Can you pull out each line of the data below that includes the word "lobe"?
──────── Items
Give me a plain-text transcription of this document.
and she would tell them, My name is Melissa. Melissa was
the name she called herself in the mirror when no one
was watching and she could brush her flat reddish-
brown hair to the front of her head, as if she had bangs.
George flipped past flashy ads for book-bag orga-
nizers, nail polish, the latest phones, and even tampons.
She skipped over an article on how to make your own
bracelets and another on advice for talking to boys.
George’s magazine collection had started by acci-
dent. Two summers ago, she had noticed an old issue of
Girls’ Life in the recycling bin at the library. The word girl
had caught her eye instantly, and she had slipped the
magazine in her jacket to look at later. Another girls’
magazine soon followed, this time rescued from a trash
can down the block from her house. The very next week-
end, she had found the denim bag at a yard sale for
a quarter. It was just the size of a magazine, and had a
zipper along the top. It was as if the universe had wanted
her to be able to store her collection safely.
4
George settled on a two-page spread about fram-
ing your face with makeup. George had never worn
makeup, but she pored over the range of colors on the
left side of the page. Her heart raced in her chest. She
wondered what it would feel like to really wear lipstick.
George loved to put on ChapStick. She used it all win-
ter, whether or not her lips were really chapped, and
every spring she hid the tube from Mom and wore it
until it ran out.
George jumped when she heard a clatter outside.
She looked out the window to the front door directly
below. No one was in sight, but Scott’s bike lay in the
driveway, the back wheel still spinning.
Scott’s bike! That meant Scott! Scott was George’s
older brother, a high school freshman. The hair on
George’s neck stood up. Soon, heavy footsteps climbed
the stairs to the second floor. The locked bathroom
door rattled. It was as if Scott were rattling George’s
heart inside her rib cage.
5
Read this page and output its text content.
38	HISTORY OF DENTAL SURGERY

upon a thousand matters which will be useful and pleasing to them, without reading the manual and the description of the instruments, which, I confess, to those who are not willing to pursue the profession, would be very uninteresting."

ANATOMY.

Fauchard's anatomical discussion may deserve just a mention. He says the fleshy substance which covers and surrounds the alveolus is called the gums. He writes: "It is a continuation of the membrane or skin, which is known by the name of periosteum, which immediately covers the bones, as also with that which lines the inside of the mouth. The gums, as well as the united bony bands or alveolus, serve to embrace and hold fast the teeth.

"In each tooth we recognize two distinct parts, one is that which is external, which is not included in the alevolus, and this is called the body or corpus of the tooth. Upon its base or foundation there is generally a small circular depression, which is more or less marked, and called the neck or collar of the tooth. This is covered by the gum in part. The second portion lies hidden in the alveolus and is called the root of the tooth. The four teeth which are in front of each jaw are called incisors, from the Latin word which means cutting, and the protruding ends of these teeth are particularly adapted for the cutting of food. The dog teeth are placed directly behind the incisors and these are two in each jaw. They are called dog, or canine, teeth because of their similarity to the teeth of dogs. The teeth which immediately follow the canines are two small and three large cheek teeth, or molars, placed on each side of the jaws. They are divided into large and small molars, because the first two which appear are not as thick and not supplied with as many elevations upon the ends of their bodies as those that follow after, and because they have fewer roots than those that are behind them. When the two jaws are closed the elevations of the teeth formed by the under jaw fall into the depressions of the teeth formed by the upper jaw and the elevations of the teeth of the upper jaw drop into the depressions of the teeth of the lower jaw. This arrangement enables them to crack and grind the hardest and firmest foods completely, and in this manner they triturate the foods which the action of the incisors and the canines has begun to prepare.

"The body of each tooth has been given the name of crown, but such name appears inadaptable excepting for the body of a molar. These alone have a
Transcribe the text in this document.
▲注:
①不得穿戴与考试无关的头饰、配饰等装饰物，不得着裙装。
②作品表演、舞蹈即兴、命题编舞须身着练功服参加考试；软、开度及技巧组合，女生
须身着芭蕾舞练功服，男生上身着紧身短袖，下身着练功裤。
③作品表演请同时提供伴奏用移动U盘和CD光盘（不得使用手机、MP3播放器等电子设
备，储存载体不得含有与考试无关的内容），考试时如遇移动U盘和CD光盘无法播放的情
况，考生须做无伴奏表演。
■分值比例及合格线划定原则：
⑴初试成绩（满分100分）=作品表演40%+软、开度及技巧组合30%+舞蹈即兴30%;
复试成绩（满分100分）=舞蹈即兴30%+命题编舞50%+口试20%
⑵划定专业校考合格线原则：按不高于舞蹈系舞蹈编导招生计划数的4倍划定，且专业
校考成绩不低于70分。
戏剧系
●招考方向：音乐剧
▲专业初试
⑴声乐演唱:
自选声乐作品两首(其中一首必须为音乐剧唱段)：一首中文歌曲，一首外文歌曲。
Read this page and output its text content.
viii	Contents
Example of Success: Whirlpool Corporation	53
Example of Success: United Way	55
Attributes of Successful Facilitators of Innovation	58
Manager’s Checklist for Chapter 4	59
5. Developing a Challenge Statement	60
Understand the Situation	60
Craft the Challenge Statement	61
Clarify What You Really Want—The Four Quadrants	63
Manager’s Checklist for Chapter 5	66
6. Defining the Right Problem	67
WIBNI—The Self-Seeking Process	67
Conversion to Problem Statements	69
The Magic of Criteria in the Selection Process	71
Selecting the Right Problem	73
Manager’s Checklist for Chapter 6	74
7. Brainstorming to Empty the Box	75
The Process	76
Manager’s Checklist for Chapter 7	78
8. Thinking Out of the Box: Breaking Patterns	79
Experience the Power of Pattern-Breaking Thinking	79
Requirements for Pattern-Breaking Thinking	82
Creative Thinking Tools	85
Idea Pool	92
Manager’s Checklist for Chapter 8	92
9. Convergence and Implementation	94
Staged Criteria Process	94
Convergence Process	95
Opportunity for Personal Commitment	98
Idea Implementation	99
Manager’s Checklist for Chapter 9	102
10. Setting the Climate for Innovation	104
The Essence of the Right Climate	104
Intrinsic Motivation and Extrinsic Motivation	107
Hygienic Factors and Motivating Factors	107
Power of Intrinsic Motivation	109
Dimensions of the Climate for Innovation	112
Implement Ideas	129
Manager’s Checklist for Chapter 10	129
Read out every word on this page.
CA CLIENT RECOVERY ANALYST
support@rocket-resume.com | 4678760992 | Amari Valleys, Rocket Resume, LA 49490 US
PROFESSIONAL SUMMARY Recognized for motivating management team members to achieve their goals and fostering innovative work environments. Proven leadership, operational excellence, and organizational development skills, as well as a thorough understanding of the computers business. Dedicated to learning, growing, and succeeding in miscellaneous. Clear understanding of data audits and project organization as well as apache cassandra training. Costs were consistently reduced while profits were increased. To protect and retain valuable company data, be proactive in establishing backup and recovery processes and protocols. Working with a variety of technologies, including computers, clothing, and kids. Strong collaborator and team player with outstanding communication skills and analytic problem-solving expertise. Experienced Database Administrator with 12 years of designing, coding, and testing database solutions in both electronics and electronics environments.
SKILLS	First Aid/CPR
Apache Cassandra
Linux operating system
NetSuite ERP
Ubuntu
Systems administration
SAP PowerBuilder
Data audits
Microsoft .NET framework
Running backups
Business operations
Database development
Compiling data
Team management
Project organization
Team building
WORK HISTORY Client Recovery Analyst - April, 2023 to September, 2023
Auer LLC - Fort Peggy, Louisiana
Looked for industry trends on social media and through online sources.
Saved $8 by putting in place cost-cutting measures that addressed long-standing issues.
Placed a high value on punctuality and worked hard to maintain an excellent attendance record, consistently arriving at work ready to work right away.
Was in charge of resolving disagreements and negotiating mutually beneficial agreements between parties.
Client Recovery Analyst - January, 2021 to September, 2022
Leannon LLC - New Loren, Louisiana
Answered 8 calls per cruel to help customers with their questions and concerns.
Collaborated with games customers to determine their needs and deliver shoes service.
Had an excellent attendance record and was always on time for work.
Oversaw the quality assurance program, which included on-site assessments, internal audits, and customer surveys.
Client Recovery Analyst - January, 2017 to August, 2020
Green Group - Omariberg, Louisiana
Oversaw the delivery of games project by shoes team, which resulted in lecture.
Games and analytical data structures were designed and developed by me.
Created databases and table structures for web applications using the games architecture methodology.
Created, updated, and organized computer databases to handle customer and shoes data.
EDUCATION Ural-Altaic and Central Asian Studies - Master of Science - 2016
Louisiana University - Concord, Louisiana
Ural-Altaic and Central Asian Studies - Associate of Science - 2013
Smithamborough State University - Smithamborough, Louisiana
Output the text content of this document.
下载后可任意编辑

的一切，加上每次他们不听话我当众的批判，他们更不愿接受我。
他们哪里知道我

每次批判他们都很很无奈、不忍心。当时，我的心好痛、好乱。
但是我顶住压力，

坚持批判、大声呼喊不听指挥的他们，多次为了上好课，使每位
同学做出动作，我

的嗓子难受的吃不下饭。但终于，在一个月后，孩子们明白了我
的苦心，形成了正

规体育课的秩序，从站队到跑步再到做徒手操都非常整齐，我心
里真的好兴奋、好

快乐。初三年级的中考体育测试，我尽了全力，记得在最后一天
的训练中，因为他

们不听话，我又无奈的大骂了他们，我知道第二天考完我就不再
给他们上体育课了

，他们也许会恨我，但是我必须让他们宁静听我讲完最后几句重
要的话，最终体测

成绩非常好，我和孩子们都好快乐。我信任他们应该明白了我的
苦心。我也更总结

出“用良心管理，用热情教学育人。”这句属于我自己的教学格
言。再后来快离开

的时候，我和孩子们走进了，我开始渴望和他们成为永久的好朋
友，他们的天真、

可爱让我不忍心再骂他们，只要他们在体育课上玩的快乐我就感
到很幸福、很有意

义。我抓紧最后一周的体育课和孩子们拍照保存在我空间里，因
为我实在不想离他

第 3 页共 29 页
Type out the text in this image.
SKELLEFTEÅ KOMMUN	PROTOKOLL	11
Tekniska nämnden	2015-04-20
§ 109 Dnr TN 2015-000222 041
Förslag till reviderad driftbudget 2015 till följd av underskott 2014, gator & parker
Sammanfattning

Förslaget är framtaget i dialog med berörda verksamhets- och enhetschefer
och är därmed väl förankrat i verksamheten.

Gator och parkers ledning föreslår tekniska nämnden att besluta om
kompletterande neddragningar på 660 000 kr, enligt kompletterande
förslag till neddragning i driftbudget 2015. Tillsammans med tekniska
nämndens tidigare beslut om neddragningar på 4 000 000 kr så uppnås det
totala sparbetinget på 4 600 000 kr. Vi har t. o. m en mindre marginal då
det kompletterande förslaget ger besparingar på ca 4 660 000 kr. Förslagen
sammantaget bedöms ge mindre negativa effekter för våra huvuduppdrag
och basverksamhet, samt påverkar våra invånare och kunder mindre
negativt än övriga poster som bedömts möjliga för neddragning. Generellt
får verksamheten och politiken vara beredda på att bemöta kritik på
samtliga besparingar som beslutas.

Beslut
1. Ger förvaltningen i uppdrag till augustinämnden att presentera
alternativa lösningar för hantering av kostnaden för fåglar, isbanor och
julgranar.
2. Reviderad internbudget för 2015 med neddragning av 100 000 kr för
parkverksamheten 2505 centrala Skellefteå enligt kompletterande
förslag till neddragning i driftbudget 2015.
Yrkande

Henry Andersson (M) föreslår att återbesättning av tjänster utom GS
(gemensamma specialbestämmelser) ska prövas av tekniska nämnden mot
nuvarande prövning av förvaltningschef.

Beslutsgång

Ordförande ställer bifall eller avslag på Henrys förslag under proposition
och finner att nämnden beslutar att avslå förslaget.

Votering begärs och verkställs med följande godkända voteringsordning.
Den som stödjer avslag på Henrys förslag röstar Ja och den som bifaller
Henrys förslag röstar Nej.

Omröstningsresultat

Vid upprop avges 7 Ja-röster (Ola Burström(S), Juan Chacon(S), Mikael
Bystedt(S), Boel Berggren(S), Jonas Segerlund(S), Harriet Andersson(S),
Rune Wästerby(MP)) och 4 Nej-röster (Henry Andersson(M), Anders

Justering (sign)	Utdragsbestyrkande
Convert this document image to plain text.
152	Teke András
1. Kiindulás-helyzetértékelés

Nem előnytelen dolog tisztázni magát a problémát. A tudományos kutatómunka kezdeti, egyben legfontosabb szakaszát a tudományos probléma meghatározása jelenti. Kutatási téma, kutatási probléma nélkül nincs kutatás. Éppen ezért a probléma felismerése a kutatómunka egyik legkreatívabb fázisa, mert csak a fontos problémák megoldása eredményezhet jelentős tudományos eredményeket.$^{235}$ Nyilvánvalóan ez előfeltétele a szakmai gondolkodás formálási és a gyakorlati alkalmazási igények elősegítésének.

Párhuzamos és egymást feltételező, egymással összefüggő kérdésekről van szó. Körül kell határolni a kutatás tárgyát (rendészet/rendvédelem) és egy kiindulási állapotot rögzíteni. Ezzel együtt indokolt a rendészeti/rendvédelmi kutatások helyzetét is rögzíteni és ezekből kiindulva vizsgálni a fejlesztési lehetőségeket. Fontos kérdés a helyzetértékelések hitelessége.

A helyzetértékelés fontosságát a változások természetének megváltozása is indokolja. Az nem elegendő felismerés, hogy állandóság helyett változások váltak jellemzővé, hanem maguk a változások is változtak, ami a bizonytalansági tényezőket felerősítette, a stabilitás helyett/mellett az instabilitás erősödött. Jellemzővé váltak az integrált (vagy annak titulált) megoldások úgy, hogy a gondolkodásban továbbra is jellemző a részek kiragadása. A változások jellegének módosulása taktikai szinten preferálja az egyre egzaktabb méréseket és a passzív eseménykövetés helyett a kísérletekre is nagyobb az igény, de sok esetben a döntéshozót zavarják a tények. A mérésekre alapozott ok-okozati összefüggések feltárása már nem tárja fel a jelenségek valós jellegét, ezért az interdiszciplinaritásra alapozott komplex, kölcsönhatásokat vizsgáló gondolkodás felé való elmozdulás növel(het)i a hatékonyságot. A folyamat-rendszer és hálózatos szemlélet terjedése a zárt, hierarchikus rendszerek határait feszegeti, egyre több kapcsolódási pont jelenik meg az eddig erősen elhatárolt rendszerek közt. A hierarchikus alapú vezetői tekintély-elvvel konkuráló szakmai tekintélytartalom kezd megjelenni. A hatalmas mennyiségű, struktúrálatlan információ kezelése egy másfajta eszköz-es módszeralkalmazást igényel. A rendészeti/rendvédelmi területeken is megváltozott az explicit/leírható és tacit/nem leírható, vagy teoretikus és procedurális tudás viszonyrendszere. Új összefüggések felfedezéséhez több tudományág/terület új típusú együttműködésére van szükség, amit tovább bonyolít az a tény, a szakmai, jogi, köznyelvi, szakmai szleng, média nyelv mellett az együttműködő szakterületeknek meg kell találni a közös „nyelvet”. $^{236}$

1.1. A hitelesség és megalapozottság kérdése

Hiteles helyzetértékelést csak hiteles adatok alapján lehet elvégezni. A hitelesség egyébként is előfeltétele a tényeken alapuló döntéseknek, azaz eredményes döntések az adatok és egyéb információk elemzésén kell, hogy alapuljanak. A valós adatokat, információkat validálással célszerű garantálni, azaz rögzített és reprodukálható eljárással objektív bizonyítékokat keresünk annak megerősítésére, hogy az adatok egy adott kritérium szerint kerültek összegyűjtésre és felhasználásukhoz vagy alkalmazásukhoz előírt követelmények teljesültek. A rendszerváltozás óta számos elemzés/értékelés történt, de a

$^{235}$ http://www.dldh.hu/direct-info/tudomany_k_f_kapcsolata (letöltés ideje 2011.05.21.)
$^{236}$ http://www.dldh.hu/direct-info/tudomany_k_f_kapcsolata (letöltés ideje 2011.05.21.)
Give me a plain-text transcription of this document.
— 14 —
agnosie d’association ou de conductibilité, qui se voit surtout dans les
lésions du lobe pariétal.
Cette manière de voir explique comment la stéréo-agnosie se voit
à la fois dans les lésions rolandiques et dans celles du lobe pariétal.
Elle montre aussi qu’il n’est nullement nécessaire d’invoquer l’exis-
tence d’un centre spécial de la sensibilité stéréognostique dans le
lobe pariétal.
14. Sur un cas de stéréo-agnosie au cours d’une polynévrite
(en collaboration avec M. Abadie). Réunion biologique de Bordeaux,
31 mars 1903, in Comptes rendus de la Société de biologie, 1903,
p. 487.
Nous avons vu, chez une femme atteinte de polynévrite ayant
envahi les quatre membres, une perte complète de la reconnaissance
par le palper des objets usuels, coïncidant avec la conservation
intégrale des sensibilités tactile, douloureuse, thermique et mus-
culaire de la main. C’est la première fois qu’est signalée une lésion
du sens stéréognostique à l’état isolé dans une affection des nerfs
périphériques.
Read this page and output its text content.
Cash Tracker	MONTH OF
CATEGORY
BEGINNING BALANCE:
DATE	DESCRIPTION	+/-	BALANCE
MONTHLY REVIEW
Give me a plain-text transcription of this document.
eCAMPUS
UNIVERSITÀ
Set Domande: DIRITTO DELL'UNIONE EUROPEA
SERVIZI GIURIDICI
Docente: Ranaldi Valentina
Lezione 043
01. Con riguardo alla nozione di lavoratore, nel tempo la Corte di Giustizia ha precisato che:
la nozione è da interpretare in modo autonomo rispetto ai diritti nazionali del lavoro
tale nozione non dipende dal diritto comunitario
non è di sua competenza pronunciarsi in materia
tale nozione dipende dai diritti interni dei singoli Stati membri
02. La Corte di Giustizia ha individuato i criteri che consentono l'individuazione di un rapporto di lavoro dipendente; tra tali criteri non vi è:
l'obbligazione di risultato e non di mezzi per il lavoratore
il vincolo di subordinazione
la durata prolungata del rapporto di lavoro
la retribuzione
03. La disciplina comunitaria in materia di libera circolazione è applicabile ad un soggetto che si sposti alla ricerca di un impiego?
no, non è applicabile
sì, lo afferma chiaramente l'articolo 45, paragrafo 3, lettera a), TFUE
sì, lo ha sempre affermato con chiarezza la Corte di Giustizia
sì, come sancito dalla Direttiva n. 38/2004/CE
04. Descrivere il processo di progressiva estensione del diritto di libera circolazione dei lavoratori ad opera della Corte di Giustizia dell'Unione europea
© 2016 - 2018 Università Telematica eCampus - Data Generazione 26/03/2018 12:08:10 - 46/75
────────────────
» **Exercise answer**:
lésions du lobe pariétal.
à la fois dans les lésions rolandiques et dans celles du lobe pariétal.
lobe pariétal.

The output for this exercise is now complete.